_Task brief_:
Whenever a line below holds the word "block", copy that line.

Extracted records:
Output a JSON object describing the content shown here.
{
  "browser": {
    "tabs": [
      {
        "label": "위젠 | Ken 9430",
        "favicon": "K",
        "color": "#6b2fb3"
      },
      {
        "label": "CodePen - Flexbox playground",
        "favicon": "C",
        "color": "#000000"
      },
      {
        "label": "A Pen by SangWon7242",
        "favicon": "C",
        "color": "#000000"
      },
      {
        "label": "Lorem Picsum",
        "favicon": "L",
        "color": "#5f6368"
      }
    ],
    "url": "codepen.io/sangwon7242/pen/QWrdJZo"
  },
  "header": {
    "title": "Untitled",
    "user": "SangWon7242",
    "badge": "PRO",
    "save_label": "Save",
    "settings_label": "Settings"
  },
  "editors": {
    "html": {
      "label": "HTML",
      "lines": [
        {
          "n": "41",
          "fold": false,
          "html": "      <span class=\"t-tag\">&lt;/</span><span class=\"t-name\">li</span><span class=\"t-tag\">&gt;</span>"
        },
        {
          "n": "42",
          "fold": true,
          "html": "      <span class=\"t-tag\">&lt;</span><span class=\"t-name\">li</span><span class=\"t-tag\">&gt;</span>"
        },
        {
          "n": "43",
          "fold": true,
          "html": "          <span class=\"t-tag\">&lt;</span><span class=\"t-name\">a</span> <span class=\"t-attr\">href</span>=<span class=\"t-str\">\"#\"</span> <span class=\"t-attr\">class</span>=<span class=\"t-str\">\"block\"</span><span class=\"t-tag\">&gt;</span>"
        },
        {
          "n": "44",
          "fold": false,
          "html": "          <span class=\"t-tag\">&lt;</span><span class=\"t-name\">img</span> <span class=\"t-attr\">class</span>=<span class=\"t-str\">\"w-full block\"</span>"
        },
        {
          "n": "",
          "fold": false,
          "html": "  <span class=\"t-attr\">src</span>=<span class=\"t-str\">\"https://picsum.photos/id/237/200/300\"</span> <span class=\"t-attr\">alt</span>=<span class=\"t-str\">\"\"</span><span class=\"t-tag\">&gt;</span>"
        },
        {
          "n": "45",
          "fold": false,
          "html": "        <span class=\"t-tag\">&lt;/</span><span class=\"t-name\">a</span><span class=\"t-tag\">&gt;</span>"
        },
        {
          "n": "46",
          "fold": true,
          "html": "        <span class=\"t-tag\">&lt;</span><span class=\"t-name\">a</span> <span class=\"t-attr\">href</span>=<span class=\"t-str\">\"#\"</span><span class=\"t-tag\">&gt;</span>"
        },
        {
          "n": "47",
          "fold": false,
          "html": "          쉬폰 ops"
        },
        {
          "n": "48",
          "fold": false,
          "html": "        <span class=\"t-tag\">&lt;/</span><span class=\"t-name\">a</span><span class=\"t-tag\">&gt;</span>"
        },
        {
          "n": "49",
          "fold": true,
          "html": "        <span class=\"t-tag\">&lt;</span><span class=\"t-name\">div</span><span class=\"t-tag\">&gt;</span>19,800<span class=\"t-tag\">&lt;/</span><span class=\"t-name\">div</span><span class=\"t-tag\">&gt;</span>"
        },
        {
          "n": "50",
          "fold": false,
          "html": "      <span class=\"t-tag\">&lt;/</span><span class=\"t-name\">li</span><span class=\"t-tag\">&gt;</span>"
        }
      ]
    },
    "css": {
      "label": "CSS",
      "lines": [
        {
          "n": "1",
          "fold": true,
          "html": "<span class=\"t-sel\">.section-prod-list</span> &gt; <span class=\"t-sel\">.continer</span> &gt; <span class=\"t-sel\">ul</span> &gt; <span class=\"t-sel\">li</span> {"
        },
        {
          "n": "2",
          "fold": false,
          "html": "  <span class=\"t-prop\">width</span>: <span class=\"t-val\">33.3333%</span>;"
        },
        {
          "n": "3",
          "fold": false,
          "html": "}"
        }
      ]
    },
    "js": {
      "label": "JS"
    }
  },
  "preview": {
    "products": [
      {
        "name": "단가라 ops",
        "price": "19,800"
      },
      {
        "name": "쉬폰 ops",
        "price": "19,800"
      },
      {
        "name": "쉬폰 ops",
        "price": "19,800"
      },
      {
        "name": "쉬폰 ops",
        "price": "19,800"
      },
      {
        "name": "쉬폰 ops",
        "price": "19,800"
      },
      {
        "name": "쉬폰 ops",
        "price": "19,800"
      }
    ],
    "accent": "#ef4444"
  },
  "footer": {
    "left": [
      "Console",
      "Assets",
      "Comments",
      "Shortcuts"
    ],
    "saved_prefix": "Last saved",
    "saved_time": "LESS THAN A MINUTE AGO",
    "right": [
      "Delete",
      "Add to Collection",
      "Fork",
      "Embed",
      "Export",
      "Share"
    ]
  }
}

_Solution for this task_:
          "html": "          <span class=\"t-tag\">&lt;</span><span class=\"t-name\">a</span> <span class=\"t-attr\">href</span>=<span class=\"t-str\">\"#\"</span> <span class=\"t-attr\">class</span>=<span class=\"t-str\">\"block\"</span><span class=\"t-tag\">&gt;</span>"
          "html": "          <span class=\"t-tag\">&lt;</span><span class=\"t-name\">img</span> <span class=\"t-attr\">class</span>=<span class=\"t-str\">\"w-full block\"</span>"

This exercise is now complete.